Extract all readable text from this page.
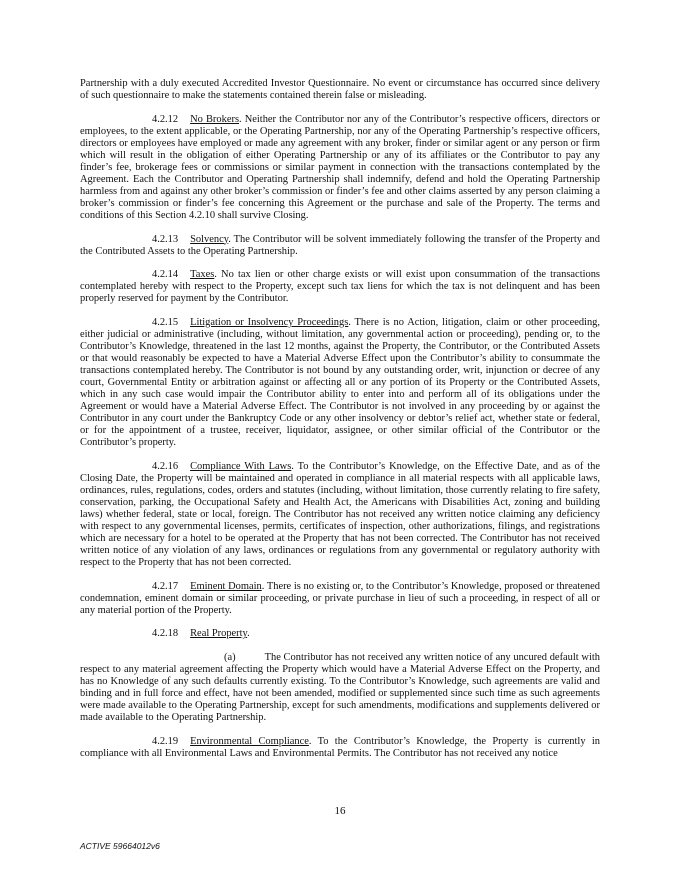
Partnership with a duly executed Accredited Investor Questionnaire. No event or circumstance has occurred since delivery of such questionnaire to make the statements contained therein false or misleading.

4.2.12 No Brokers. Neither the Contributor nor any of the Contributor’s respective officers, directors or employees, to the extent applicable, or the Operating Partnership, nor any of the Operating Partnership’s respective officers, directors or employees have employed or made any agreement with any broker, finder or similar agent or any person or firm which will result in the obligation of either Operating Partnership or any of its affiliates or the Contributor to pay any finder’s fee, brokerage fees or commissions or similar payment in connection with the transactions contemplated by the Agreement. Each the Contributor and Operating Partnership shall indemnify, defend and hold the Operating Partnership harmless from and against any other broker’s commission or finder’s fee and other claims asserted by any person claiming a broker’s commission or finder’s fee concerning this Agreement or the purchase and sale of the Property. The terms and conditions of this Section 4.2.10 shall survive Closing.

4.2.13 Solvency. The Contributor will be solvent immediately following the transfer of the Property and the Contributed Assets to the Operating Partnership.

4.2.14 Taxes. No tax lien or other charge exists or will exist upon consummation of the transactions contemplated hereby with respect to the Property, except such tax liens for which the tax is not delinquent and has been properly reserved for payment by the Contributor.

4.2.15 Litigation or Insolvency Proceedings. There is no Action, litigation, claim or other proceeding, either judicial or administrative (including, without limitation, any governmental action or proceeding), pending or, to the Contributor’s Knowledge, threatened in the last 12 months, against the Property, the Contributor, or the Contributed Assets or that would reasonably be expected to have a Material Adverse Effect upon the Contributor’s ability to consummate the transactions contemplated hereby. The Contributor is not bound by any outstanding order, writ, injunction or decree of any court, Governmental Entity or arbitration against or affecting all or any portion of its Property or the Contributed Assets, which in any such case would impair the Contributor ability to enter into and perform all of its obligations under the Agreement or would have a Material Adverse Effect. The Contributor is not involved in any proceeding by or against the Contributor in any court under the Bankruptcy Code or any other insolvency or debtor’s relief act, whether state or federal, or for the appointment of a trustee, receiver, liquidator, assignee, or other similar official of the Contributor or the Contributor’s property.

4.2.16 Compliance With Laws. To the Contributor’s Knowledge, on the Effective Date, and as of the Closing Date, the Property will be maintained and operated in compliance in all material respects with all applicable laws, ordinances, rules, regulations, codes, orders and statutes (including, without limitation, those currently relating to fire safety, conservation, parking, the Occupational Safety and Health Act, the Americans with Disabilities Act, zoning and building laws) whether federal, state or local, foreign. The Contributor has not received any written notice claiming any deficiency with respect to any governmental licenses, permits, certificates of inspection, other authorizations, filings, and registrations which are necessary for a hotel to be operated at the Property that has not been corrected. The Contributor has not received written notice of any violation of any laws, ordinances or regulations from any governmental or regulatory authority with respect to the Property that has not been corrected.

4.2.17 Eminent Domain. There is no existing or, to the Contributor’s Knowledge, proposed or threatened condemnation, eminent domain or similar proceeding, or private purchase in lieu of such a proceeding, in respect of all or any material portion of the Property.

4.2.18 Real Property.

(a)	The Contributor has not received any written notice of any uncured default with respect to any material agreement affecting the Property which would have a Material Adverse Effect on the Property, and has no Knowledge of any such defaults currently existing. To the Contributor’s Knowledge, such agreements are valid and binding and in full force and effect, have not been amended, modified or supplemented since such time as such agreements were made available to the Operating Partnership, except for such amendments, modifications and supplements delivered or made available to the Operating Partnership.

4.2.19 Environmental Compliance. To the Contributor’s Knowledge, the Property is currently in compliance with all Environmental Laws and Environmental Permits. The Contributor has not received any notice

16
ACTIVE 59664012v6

_ _ _

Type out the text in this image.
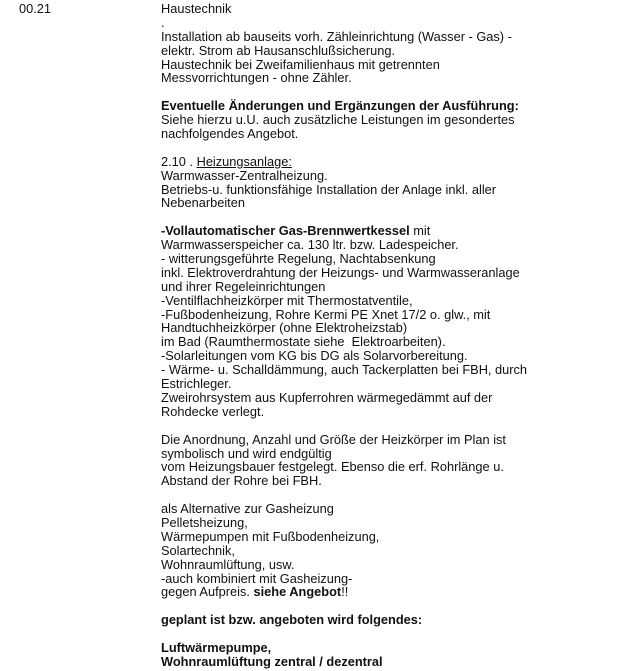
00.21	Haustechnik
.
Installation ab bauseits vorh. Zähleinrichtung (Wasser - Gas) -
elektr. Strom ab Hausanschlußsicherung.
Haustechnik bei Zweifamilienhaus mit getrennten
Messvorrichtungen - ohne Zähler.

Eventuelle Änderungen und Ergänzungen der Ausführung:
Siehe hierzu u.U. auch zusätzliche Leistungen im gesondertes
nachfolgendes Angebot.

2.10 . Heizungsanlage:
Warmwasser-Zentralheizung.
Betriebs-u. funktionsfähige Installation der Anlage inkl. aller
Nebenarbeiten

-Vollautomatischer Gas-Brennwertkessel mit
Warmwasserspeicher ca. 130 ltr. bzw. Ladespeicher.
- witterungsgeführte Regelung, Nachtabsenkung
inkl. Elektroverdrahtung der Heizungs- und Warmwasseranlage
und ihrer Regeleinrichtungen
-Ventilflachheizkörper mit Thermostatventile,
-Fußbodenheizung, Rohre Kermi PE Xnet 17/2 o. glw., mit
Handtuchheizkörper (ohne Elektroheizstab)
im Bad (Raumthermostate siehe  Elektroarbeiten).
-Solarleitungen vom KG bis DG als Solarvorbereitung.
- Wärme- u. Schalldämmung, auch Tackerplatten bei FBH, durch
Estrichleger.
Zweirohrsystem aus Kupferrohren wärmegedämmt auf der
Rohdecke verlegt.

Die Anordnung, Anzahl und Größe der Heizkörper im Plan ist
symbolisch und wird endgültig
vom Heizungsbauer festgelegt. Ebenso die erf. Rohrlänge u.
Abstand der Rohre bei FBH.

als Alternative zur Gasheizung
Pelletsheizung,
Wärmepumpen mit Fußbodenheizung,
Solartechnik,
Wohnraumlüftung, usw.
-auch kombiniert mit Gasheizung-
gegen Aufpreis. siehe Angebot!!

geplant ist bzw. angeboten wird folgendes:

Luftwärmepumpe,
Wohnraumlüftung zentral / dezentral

_ _ _

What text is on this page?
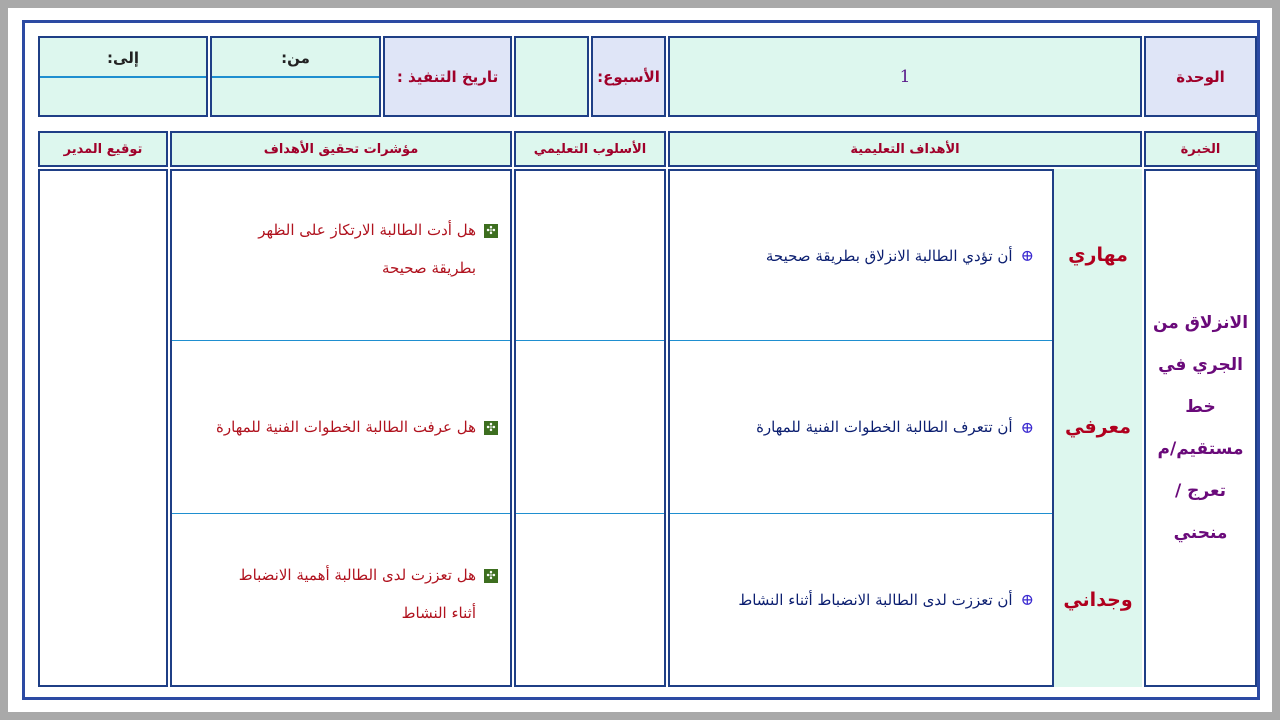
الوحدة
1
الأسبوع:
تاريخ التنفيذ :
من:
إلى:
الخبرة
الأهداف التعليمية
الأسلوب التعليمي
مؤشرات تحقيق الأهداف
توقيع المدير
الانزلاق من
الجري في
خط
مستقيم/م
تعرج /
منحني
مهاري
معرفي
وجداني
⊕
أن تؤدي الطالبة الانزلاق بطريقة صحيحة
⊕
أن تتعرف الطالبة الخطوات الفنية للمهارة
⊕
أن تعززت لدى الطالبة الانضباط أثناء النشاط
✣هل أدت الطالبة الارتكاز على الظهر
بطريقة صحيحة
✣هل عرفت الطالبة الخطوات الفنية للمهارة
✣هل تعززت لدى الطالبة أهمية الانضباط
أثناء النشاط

_ _ _

> _Aim_: Copy out each line of the material that holds the word "inkl".

> _Result of this exercise_:
Betriebs-u. funktionsfähige Installation der Anlage inkl. aller
inkl. Elektroverdrahtung der Heizungs- und Warmwasseranlage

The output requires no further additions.